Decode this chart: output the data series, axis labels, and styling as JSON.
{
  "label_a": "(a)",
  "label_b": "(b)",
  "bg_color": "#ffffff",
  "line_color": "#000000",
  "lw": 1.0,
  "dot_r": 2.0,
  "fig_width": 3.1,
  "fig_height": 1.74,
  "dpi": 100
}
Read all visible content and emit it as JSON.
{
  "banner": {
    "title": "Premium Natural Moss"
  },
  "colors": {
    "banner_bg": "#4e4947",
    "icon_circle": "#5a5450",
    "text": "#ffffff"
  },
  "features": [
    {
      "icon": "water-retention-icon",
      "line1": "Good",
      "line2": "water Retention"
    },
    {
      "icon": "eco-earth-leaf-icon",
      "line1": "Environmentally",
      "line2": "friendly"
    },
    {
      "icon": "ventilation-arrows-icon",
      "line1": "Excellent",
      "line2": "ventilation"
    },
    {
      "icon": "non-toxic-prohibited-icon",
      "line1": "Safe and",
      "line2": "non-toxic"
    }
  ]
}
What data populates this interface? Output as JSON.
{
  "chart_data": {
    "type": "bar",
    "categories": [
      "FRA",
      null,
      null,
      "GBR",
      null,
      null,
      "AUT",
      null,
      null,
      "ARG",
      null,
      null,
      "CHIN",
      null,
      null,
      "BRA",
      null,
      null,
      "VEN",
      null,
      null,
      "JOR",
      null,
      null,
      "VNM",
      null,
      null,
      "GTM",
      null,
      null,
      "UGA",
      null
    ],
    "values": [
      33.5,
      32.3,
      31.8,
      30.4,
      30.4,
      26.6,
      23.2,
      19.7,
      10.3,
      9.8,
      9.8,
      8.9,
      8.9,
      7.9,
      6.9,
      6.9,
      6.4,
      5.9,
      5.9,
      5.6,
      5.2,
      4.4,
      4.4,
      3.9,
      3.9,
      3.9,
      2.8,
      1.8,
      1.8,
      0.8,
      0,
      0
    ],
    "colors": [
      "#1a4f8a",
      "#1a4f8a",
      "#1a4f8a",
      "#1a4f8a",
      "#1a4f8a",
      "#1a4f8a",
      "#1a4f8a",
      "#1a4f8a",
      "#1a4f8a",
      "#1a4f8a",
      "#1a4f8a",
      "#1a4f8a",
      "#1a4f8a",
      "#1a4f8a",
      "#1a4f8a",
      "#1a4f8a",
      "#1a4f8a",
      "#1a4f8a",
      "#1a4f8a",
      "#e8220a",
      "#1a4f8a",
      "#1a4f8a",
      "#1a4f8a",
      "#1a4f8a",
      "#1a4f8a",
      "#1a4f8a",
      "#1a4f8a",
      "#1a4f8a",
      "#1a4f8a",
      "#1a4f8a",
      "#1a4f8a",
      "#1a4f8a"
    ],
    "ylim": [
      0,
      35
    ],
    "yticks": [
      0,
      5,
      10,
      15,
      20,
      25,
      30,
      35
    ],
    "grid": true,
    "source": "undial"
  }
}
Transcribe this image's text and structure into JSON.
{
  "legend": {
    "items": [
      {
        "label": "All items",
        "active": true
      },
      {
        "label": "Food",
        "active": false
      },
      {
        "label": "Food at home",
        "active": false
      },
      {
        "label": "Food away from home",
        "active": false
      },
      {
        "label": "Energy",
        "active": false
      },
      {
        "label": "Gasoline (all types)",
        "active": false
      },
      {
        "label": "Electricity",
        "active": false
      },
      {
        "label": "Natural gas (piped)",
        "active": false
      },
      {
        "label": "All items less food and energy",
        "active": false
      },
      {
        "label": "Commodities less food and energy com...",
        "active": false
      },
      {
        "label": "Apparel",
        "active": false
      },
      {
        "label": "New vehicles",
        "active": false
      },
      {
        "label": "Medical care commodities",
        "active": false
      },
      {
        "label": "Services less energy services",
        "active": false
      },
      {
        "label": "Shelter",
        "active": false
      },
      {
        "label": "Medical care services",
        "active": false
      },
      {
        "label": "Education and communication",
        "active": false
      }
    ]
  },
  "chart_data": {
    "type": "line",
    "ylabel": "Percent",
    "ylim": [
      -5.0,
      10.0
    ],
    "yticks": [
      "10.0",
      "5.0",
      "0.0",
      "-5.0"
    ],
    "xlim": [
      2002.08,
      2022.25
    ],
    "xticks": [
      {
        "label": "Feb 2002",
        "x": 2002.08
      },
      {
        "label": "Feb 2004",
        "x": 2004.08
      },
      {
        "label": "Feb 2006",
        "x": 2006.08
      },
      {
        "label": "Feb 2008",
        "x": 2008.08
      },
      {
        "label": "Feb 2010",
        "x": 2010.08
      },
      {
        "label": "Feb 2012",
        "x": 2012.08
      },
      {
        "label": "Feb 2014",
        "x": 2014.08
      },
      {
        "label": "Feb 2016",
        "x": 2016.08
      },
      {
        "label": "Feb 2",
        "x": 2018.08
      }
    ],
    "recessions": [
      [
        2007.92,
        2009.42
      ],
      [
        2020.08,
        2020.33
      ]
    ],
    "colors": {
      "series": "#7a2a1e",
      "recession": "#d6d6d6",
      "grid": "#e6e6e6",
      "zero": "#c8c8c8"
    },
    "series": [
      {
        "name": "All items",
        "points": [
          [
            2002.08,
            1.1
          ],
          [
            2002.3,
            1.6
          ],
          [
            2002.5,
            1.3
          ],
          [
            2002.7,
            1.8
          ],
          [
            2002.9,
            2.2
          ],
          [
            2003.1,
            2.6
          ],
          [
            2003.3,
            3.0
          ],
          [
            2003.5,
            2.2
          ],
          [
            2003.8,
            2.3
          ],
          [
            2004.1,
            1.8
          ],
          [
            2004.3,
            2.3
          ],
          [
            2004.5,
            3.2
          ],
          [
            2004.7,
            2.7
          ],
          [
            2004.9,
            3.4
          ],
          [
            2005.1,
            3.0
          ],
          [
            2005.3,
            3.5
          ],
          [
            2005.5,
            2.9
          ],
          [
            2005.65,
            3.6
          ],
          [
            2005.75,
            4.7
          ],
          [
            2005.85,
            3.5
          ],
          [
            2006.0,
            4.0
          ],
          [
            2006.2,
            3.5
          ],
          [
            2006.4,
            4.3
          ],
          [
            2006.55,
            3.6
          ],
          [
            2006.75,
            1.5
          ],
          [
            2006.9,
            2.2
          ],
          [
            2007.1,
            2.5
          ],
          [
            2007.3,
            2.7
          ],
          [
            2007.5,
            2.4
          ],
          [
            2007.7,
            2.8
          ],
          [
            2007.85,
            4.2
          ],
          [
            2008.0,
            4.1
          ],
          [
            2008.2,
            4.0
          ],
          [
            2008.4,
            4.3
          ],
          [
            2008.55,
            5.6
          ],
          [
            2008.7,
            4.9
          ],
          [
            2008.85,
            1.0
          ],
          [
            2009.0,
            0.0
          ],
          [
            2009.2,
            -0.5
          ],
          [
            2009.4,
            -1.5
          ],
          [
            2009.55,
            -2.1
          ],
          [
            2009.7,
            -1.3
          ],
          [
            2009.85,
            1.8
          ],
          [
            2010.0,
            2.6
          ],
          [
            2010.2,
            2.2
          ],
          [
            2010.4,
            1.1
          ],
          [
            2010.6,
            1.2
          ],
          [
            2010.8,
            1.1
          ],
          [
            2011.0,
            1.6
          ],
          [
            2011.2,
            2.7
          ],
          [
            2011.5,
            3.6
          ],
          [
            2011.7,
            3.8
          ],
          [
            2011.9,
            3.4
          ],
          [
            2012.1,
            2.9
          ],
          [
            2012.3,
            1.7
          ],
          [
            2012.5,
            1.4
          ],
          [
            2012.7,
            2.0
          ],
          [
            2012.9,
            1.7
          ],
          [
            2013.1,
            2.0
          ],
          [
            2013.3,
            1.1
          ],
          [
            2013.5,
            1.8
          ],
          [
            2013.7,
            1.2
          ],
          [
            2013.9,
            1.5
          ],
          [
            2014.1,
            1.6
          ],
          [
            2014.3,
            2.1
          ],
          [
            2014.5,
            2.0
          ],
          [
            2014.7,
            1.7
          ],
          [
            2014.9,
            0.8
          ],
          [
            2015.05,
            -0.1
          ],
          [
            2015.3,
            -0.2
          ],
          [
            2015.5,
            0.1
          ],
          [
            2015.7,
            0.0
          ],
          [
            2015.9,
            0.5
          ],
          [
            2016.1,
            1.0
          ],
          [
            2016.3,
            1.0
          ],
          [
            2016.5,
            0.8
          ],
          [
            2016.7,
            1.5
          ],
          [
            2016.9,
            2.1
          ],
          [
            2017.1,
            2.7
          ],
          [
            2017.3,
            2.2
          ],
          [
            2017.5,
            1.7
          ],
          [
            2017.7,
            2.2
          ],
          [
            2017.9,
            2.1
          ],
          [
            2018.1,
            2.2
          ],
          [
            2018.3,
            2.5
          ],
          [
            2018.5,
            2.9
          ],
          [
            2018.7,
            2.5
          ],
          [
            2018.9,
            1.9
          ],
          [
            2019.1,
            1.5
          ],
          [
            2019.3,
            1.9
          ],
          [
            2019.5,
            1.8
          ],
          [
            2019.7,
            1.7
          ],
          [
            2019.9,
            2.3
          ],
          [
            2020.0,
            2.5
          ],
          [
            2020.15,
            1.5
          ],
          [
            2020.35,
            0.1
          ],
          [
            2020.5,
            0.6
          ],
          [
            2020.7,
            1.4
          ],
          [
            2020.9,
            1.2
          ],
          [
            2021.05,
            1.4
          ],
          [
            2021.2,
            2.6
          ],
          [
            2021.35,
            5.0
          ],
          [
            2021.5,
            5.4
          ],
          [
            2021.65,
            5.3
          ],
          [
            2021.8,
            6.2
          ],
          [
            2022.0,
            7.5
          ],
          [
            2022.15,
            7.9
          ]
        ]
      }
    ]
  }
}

• • • • • • •

Give only the number of lines in the entries above that hold the string "services".

2